◆ WHAT THE EXERCISE ASKS: Reproduce the data below verbatim, starting with its first line and continuing up to and including the line that contains "table-row[interactable]: 29 韩国专线01|BGP|流媒体".

◆ Bounding box annotations:
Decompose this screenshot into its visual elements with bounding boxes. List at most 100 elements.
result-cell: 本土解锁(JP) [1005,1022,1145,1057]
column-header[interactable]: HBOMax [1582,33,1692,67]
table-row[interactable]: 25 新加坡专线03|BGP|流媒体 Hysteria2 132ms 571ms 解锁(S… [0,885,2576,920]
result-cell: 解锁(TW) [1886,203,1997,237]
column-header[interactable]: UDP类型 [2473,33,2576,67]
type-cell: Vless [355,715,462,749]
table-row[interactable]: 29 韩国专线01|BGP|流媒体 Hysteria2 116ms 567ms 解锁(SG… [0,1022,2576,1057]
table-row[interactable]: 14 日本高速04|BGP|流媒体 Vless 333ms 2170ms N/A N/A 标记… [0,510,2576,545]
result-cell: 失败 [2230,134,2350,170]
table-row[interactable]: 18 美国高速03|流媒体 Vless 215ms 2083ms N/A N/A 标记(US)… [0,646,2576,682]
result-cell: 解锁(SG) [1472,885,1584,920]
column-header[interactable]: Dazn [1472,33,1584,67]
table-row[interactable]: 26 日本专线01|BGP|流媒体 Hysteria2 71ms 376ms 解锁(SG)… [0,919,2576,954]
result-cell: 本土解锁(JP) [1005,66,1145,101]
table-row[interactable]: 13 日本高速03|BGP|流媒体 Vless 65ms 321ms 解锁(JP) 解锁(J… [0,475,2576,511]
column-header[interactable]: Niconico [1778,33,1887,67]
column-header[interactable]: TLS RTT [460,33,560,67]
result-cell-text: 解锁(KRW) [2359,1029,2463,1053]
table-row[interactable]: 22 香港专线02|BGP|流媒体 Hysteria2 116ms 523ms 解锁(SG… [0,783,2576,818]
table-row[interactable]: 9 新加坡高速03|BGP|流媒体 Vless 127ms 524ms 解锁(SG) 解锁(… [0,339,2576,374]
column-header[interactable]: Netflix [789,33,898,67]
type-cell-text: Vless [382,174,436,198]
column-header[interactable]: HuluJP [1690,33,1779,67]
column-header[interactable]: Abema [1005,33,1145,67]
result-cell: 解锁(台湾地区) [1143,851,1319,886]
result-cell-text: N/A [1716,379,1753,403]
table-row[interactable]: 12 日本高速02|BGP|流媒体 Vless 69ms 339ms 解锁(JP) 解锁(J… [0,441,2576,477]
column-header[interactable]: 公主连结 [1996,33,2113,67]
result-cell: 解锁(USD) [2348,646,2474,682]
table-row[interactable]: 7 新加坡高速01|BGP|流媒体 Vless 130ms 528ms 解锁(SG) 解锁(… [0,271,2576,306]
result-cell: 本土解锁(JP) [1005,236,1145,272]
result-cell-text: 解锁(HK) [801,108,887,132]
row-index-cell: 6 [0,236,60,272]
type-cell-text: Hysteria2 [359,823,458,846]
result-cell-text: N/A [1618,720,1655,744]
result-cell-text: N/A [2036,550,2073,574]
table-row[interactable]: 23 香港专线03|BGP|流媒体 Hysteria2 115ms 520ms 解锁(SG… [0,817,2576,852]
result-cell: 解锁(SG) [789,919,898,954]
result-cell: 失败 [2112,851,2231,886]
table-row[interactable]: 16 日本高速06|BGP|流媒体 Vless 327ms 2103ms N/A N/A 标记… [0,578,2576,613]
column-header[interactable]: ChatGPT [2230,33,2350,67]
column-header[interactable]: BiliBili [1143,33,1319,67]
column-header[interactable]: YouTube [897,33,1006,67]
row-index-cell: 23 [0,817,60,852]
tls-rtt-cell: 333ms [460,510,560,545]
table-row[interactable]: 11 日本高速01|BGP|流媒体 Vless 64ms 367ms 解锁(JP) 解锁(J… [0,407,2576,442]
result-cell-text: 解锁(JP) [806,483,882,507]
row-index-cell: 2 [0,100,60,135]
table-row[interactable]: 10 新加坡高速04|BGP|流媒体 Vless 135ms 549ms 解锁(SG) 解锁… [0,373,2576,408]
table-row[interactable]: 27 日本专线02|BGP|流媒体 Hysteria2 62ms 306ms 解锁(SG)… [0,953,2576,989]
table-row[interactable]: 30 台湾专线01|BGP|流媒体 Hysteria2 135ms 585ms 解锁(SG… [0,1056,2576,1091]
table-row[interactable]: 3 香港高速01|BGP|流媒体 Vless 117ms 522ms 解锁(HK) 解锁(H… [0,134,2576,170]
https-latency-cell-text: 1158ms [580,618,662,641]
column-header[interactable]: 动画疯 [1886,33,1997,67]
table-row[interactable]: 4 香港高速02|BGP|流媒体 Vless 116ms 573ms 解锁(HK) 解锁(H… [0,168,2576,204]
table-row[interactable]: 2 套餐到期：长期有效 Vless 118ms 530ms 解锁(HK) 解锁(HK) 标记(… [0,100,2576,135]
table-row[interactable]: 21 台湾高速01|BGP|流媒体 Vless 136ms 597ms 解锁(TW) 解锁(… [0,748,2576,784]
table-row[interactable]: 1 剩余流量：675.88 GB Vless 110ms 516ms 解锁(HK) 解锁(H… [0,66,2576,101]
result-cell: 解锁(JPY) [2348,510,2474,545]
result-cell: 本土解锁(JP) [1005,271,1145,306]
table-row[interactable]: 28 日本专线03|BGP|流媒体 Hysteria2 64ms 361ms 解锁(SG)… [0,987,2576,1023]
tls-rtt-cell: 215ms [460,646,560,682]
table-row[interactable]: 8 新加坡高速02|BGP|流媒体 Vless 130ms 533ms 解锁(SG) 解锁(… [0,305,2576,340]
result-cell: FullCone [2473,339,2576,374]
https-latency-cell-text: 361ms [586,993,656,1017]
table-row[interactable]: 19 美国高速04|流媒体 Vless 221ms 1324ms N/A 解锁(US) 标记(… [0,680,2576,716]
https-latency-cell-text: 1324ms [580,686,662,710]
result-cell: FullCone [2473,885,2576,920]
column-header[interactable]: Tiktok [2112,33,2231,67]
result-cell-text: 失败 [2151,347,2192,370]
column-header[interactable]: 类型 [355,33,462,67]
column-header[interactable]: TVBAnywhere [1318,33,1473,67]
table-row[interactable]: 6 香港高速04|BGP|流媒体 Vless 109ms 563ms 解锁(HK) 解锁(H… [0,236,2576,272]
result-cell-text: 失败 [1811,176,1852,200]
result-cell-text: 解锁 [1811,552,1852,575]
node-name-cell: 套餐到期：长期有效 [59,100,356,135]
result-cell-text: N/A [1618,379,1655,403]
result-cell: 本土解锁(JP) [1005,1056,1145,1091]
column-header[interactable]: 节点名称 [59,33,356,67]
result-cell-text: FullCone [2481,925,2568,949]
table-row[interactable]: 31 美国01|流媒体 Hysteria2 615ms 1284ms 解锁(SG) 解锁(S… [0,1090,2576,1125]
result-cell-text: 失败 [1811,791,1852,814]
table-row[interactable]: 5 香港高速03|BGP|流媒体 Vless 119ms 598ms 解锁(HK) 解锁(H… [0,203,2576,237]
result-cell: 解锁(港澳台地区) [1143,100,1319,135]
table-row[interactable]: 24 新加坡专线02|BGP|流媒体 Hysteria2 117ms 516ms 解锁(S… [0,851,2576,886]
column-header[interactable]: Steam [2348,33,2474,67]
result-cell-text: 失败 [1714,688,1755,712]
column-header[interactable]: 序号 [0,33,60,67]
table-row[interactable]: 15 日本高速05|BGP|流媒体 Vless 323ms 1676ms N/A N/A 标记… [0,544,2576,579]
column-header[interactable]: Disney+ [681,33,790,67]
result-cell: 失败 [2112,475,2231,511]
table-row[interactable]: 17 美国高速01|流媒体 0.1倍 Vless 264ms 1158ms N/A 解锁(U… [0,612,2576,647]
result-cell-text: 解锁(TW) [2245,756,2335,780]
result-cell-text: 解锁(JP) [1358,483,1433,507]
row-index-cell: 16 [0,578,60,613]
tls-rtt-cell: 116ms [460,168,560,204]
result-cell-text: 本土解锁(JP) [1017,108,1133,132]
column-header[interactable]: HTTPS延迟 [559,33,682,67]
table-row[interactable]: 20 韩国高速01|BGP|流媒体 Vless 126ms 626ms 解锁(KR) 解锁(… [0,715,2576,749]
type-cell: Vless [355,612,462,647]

◆ RESULT OF THE EXERCISE:
Decompose this screenshot into its visual elements with bounding boxes. List at most 100 elements.
result-cell: 本土解锁(JP) [1005,1022,1145,1057]
column-header[interactable]: HBOMax [1582,33,1692,67]
table-row[interactable]: 25 新加坡专线03|BGP|流媒体 Hysteria2 132ms 571ms 解锁(S… [0,885,2576,920]
result-cell: 解锁(TW) [1886,203,1997,237]
column-header[interactable]: UDP类型 [2473,33,2576,67]
type-cell: Vless [355,715,462,749]
table-row[interactable]: 29 韩国专线01|BGP|流媒体 Hysteria2 116ms 567ms 解锁(SG… [0,1022,2576,1057]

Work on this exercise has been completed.